▸ SOURCE TEXT
- - -

And that's just what he has to do...  He continues to astonish me with just what a wonderful father he's become. His attention to Matt, his ability to soothe him leaves me jealous at times.  I love listening to BJ read to Matt. I love the baby giggles BJ generates.  He goes above and beyond for this kiddo.  He doesn't just love Matthew, he cherishes him.  And Matt's eyes light up when he comes home, and it melts my heart every.single.time.

BJ, Happy Birthday.  This kid loves you to the moon and back, and so does your wife.  I didn't think it would be possible to love you any more than I already did, but I do.  You are an outstanding father and a better husband than I deserve.  I hope your birthday was as happy as Matt is to see you.

Peace, Love, and Baby Daddies,

Mary Katherine. 

Friday, September 23, 2016

8 Months & Killing It!

Matt-moo, the miracle man is 8 months old now.  It is crazy how fast it has gone, and crazy how much more excitement there is to come!  BJ and I are still enamored with everything his little self does.  He seems to be turning into quite a playful little thing.  He seems to think he's 8 months going on 18.  He's pretty sure he should be doing whatever we are doing.  Whether that's drinking wine, eating the remote control, operating an iPad, or studying with a laptop for an online pharmacology  or community banking exam, he will attempt to duplicate your actions. I'm sad his parents are so boring, lol.


Grampa teaching Matt the lyrics to Rocky Top. 
He's had another healthy month.  No shots or exams or anything too exciting.  Well, he did have a 2nd flu shot, and he handled it like a champ.  He was more mad that he was being held down than anything.

His Grammy did say, that he's the worst diaper-change of all the babies she has ever cared for (which has been a few more than just Brother Matt and myself).  It truly is a wrestling match.  You put him on his back and he gets a message to turn over and crawl away, NOW.  He doesn't care if his full of poo diaper is halfway hanging off, he must exit the situation immediately.  We try laying toys, diapers, wipes, oversized coffee table books that weigh more than him (I'm kidding!) on his chest to distract him, and this has approximately a 17% success rate.  Mostly, I change his diapers with him standing as if he's about to get frisked and moderate success.


He is cruising pretty successfully now.  I hope he doesn't walk too soon, although, I don't really know what difference it will make as he's already into EVERYTHING.  He has turbo crawl speed which I can hear him go into anywhere in our house. His little palms go slap-slap-slap against the hardwood.  The cats are not very excited about his new-found speed.  But it's also amazing because he'll be at your feet. You'll look at the TV b/c Brangelina divorce news and all the sudden he's in the kitchen with both hands in Emma's water bowl, which happens to be one of his favorite past times.  Oh, and he's not picky...he'll happily stick his hands in your drinks, too.  So basically he's a beverage ruining Ninja.  As I'm typing this, he's figured out how to stand up and scoot his Sit to Stand walker thing...I don't think he's going to be like his Mama and not walk until he's 15 months old.  You're welcome, Grampa. (My dad is still embarrassed for me because of how old I was when I started walking.)

- - -

Answer these from the blog post about Matt.
(a) What name is signed at the end of the birthday message to BJ?
(b) Which shot did Matt get during his eighth month?
(c) What success rate is given for distracting Matt by laying things on his chest during diaper changes?

- - -

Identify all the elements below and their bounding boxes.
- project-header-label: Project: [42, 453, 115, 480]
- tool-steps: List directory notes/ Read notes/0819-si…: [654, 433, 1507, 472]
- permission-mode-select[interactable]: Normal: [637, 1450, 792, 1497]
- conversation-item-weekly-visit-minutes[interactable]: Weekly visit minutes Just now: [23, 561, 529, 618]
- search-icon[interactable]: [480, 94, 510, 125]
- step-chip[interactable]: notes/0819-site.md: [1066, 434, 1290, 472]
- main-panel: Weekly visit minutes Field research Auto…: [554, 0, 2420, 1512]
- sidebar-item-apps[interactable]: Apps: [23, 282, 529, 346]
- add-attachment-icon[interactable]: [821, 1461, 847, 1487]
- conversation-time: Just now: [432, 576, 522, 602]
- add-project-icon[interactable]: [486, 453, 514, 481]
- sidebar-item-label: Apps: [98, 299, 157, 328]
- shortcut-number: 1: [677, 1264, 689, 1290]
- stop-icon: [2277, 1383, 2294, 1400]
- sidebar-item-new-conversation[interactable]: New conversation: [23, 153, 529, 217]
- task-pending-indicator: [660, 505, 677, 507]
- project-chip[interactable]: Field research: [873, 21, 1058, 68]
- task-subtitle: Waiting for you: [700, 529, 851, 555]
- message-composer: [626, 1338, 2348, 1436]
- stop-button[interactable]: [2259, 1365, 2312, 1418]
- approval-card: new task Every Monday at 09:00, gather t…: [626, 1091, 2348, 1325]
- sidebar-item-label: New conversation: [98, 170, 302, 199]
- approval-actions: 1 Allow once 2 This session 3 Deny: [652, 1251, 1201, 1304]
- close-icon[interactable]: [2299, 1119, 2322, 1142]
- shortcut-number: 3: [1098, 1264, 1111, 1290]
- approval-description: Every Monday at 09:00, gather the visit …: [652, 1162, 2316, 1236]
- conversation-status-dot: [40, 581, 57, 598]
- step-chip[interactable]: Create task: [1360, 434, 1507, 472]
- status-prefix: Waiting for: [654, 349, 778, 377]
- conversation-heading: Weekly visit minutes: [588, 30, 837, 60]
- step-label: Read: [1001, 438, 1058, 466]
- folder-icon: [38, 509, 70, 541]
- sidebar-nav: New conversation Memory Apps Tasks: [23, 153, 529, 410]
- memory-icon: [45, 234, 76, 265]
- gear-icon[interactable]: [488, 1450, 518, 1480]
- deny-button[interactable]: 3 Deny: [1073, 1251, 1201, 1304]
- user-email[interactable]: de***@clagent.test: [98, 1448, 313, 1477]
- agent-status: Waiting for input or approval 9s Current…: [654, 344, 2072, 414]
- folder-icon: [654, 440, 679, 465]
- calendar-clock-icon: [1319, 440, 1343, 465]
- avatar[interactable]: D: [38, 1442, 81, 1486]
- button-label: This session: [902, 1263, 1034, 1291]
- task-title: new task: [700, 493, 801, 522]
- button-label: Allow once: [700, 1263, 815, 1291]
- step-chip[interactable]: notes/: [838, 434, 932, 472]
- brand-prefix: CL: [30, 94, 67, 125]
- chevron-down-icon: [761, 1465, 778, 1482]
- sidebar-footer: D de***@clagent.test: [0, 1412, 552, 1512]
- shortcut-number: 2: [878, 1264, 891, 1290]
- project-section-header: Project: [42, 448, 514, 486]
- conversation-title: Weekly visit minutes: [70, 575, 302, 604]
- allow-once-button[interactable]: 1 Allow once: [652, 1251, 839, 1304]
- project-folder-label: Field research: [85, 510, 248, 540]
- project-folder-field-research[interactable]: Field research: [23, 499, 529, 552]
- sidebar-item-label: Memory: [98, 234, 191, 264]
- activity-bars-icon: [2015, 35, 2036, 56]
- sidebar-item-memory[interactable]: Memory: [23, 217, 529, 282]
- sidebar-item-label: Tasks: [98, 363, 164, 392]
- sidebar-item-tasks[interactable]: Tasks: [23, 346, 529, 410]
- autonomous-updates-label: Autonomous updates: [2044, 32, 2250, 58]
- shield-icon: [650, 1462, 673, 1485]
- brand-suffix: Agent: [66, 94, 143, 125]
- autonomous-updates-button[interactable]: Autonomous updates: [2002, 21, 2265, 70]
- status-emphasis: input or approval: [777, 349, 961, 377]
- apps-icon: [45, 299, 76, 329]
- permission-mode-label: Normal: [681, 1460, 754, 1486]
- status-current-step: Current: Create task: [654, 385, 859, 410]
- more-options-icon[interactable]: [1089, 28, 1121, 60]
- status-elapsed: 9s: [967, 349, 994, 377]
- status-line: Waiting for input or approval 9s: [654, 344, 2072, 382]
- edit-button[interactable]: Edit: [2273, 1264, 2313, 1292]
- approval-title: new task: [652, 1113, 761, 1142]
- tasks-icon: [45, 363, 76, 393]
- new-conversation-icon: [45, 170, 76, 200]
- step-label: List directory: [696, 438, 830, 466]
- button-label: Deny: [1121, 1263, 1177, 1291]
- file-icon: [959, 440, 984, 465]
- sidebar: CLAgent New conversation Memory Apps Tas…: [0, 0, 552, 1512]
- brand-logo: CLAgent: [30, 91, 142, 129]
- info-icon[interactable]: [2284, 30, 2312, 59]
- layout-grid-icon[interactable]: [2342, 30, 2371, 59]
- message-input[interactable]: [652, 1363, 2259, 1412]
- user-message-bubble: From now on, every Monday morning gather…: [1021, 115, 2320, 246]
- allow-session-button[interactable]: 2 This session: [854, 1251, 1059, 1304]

- - -

▸ SOLUTION BELOW
(a) Mary Katherine
(b) A second flu shot
(c) Approximately 17%